- DATA FOR PROCESSING:
>>>>

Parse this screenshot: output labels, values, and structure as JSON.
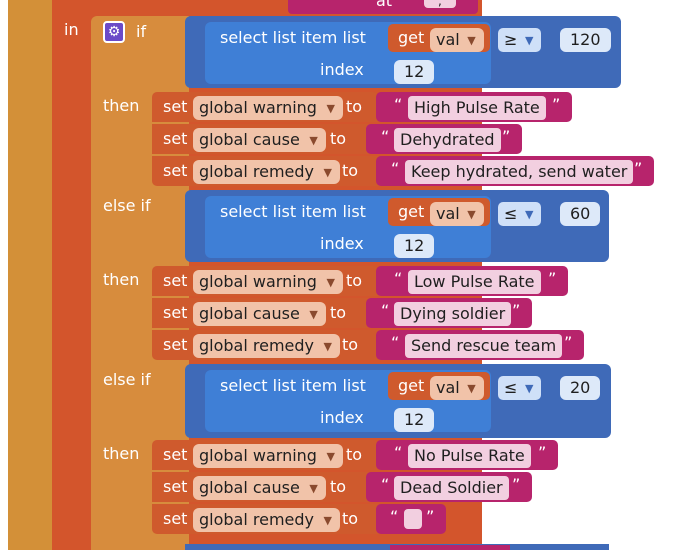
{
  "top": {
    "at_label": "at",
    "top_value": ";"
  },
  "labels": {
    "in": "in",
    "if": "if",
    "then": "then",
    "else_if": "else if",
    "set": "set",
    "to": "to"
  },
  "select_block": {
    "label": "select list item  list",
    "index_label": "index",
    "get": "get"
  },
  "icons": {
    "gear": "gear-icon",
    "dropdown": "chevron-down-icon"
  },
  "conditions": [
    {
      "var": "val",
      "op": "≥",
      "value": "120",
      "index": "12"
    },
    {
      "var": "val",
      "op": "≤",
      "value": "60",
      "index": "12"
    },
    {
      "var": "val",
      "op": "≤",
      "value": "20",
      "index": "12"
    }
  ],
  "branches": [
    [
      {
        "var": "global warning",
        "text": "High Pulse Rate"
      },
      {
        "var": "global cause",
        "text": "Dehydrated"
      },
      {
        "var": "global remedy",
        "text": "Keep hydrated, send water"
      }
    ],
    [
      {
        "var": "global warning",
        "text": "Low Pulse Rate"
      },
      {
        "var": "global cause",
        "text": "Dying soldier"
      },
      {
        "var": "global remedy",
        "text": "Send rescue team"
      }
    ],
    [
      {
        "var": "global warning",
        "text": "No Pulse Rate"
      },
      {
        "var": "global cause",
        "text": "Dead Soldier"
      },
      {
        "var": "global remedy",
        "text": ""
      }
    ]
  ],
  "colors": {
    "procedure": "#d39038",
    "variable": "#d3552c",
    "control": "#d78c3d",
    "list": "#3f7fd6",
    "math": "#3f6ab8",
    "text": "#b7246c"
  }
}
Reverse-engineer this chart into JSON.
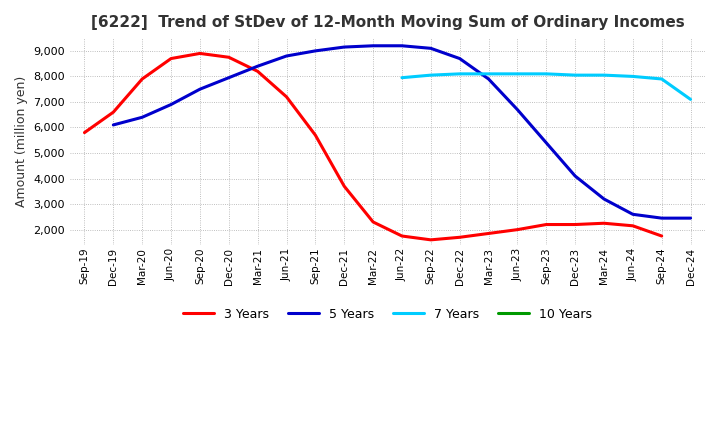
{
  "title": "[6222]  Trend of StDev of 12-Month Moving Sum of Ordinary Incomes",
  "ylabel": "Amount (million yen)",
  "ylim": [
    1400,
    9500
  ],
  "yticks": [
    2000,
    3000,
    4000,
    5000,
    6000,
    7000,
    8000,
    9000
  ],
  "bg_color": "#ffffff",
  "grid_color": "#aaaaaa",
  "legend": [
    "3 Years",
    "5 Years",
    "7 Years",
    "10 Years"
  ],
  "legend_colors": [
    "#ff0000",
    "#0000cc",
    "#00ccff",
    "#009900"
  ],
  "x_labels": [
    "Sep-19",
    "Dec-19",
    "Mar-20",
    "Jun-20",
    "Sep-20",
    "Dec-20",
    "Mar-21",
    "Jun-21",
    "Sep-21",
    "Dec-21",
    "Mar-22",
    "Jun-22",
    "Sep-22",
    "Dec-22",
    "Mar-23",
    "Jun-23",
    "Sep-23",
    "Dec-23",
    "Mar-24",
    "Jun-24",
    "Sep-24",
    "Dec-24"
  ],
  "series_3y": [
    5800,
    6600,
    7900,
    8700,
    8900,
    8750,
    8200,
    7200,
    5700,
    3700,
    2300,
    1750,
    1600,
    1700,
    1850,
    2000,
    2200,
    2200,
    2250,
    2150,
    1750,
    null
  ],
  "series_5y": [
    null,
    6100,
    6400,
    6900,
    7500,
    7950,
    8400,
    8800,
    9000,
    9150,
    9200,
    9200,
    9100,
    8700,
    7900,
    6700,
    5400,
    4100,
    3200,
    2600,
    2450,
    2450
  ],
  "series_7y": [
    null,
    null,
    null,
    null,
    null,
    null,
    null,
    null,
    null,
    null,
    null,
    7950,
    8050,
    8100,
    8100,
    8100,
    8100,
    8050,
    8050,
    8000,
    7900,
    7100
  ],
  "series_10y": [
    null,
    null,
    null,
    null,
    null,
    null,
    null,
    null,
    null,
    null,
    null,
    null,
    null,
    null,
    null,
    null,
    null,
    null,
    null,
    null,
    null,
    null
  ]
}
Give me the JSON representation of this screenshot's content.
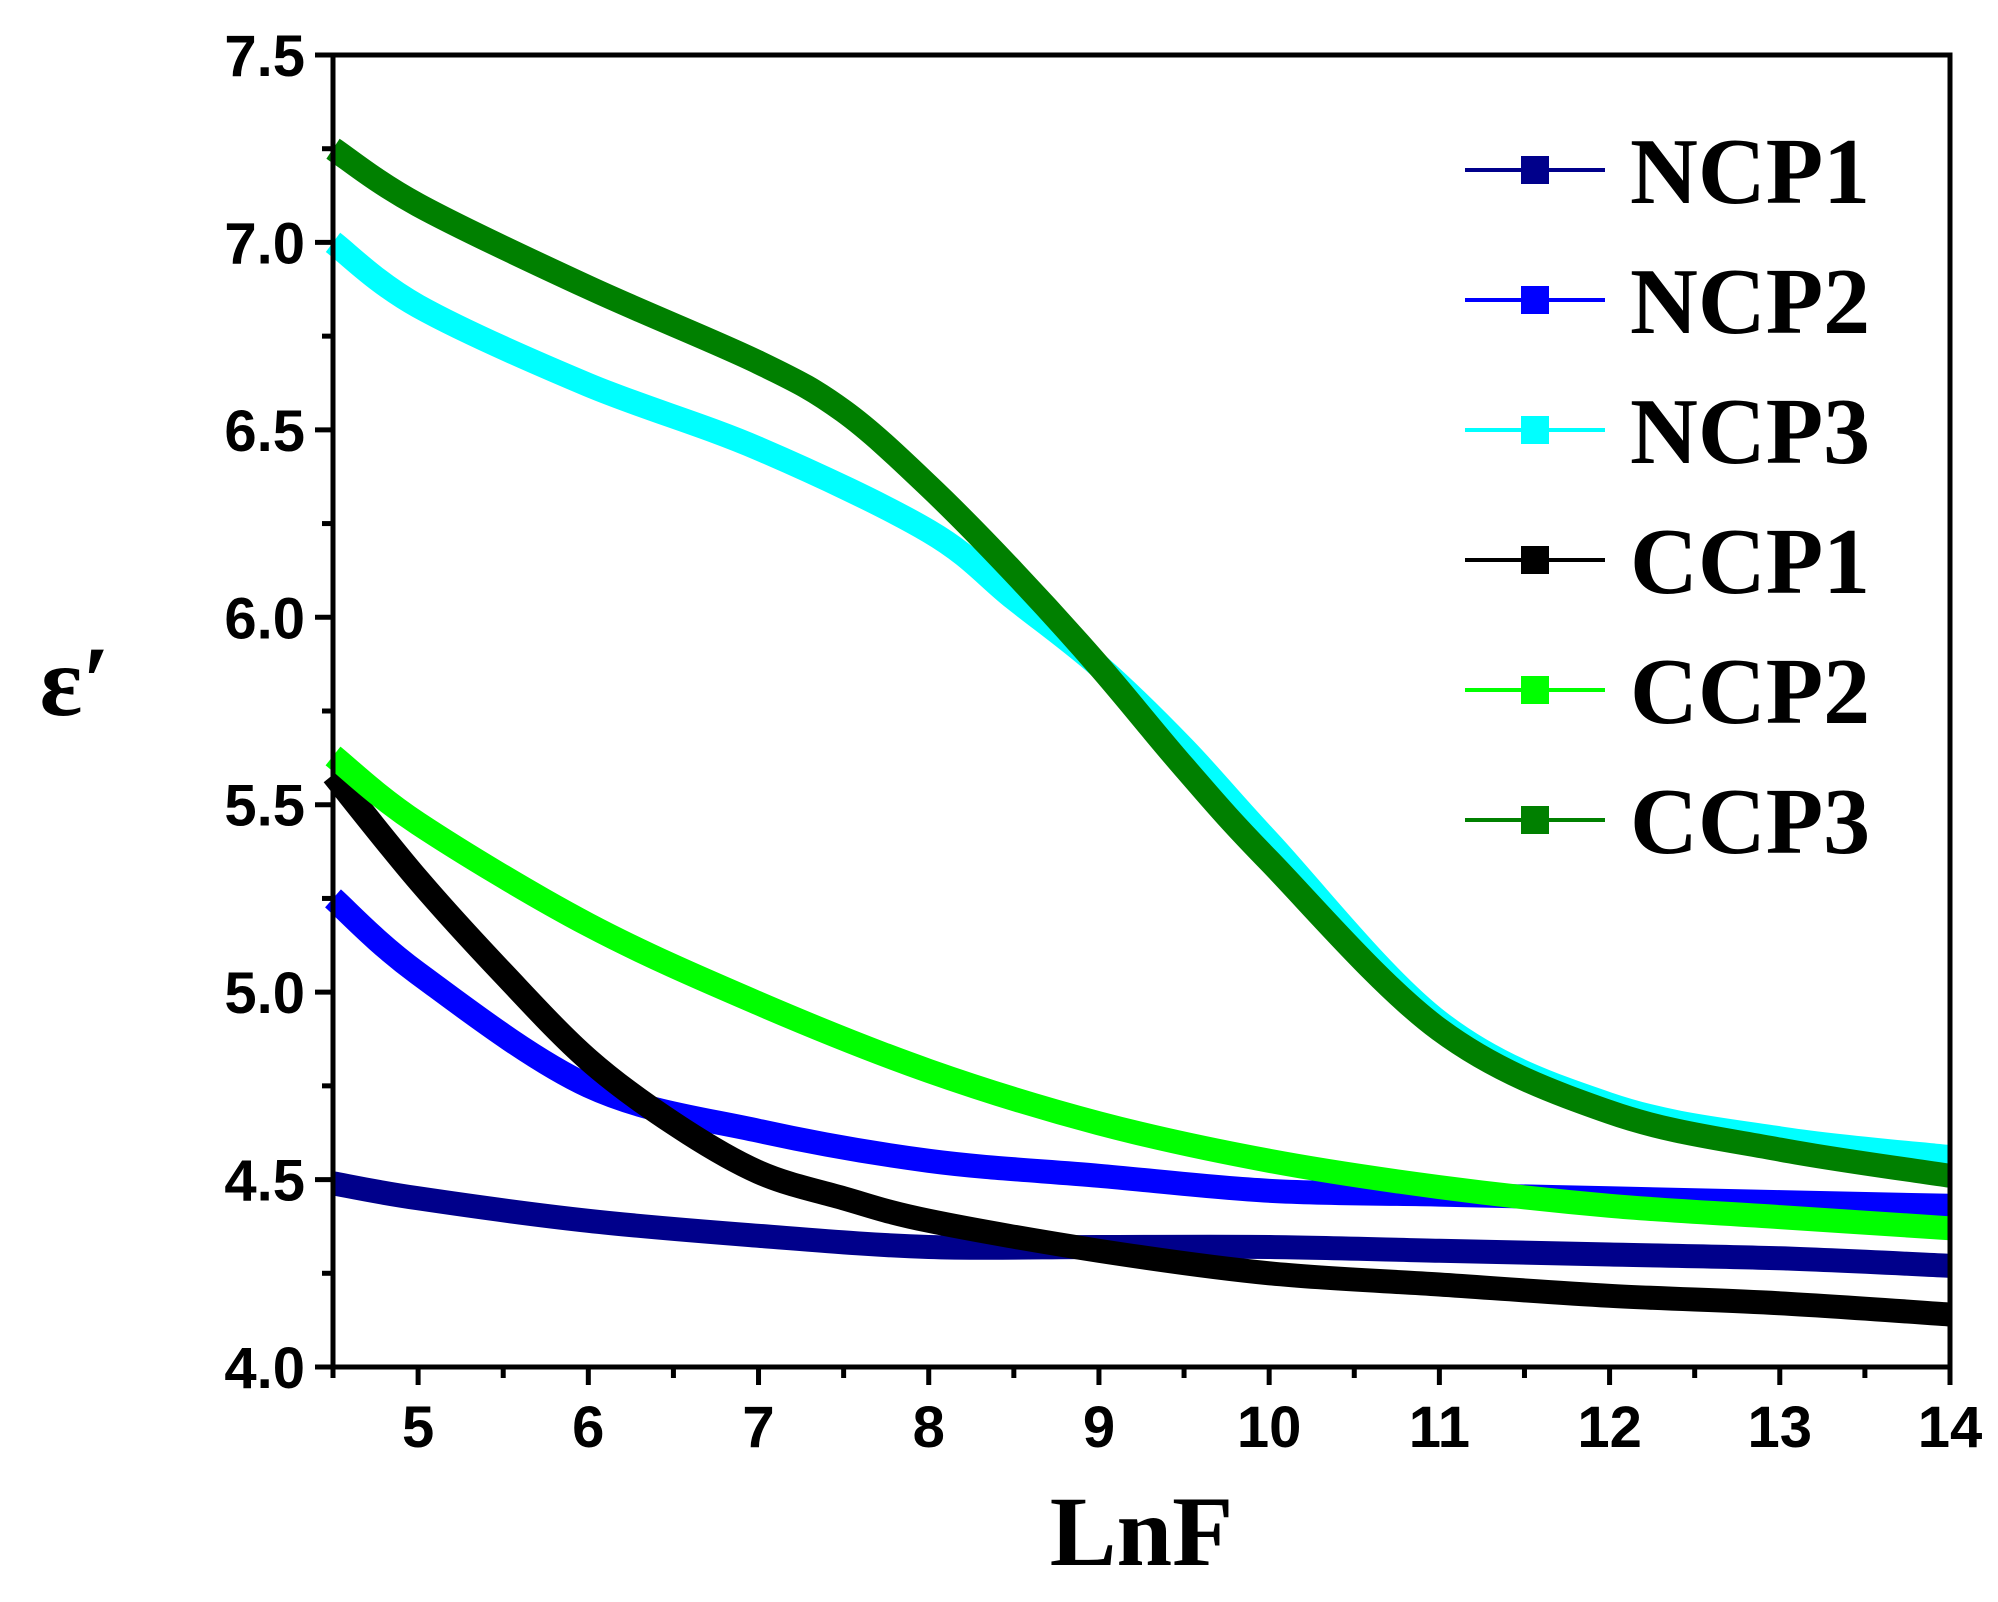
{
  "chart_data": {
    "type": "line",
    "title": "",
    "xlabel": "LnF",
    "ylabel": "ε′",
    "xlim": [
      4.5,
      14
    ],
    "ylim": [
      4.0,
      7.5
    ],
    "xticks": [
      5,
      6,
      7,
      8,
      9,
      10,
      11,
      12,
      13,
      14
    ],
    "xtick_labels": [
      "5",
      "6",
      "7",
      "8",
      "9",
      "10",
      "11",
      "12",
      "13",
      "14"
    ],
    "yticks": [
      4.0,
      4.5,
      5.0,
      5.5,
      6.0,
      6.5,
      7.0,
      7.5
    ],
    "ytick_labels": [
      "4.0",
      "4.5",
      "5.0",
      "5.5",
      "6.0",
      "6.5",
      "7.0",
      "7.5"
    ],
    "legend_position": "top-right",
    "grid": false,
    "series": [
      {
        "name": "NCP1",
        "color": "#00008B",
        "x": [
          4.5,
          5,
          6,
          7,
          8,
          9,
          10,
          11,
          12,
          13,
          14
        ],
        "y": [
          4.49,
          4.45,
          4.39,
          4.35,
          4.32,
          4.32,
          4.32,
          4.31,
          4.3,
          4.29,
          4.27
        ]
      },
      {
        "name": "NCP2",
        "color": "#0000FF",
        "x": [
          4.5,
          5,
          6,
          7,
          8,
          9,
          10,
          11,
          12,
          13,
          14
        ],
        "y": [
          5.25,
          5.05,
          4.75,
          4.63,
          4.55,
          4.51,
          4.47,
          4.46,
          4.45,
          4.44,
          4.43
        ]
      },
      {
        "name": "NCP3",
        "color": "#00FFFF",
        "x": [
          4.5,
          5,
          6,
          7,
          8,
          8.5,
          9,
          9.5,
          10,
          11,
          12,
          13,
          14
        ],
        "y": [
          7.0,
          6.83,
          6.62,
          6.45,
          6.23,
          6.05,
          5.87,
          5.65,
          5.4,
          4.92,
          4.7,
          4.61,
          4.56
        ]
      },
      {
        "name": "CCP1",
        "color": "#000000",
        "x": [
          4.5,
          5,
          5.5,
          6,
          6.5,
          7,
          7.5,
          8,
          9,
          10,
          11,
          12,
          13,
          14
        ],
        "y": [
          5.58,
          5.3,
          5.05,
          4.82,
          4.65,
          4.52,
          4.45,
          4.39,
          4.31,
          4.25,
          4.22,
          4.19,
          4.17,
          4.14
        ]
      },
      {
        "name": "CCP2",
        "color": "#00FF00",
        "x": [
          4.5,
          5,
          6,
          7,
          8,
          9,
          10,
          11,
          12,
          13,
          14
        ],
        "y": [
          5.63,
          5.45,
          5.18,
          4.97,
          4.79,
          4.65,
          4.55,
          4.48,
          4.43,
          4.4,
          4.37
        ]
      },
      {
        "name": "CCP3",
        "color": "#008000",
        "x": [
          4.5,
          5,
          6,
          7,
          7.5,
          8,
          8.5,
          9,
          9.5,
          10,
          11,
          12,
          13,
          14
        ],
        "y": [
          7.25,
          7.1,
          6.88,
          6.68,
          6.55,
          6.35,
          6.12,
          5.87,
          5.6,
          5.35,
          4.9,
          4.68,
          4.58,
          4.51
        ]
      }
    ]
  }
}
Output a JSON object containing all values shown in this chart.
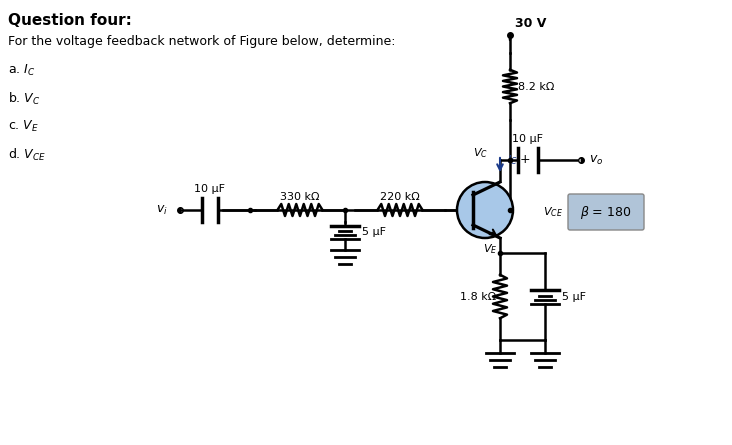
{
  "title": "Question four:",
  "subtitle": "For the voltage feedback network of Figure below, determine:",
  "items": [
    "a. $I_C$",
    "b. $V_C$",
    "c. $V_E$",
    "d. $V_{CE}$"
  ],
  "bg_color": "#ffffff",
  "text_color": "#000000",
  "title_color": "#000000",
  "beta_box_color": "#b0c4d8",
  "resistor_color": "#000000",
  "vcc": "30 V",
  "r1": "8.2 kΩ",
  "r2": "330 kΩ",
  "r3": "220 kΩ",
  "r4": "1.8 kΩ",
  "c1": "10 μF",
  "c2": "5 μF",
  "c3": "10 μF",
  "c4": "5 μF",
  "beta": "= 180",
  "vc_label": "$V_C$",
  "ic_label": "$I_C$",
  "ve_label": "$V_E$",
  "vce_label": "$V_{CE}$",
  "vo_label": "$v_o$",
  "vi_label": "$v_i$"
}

<<<<

- PROBLEM STATEMENT: Extract exactly the lines above from the line containing "Output a JSON" through the last one, both ends included, but not the pictures.

- SOLUTION BELOW:
Output a JSON object containing all values shown in this chart.
{
  "title": "Question four:",
  "subtitle": "For the voltage feedback network of Figure below, determine:",
  "items": [
    "a. $I_C$",
    "b. $V_C$",
    "c. $V_E$",
    "d. $V_{CE}$"
  ],
  "bg_color": "#ffffff",
  "text_color": "#000000",
  "title_color": "#000000",
  "beta_box_color": "#b0c4d8",
  "resistor_color": "#000000",
  "vcc": "30 V",
  "r1": "8.2 kΩ",
  "r2": "330 kΩ",
  "r3": "220 kΩ",
  "r4": "1.8 kΩ",
  "c1": "10 μF",
  "c2": "5 μF",
  "c3": "10 μF",
  "c4": "5 μF",
  "beta": "= 180",
  "vc_label": "$V_C$",
  "ic_label": "$I_C$",
  "ve_label": "$V_E$",
  "vce_label": "$V_{CE}$",
  "vo_label": "$v_o$",
  "vi_label": "$v_i$"
}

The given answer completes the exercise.